• [Work to be completed]:
Find the lines below that contain the string "giorno". Copy each one.

• [Entries supplied]:

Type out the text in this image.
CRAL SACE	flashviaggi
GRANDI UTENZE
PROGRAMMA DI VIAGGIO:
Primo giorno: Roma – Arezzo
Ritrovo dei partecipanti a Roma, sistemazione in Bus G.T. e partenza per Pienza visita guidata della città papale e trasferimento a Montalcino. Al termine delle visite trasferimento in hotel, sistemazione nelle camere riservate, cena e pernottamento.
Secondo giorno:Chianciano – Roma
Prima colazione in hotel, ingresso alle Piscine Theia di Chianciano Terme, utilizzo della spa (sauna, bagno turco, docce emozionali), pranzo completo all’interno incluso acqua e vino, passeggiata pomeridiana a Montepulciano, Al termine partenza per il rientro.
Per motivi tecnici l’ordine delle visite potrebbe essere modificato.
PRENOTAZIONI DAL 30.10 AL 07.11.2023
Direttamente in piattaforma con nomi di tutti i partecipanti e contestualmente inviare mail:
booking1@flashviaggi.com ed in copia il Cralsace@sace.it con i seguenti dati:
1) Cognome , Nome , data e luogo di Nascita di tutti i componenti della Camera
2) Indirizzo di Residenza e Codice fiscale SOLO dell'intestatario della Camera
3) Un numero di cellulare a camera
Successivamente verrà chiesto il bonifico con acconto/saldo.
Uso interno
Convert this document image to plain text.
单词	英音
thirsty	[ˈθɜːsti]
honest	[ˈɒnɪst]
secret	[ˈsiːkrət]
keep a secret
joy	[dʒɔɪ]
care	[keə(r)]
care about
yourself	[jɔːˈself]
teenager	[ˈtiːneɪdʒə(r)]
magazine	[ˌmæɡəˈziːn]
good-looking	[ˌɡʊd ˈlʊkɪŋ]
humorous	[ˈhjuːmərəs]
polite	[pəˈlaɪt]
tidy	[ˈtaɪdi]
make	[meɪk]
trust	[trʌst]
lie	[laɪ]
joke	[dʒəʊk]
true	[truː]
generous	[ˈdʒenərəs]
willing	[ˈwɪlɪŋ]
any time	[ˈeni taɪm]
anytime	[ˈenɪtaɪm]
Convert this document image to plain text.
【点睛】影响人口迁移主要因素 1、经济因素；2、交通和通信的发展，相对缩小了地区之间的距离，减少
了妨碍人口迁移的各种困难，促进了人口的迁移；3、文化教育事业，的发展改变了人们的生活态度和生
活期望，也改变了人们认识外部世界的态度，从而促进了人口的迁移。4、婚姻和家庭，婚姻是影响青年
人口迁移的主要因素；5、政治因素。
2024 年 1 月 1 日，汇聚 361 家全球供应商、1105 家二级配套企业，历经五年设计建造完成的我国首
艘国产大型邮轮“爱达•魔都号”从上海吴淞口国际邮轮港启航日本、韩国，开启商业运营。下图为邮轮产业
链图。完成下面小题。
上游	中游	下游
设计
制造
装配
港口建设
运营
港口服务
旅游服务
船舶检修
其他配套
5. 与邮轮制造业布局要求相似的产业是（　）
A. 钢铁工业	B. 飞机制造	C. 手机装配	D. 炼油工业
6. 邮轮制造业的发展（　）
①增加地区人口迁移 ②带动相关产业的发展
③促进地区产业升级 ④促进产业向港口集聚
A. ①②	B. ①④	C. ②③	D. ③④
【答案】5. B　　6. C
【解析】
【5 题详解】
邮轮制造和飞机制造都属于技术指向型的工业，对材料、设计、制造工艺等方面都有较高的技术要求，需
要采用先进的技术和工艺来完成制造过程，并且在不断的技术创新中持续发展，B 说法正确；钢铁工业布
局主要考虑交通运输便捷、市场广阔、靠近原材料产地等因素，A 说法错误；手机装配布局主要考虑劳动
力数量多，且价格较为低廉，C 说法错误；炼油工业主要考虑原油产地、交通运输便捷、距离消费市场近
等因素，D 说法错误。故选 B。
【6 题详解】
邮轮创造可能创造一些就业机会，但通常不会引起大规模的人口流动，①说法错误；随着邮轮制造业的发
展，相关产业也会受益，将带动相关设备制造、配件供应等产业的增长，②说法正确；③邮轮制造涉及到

• [Complete answer]:
Primo giorno: Roma – Arezzo
Secondo giorno:Chianciano – Roma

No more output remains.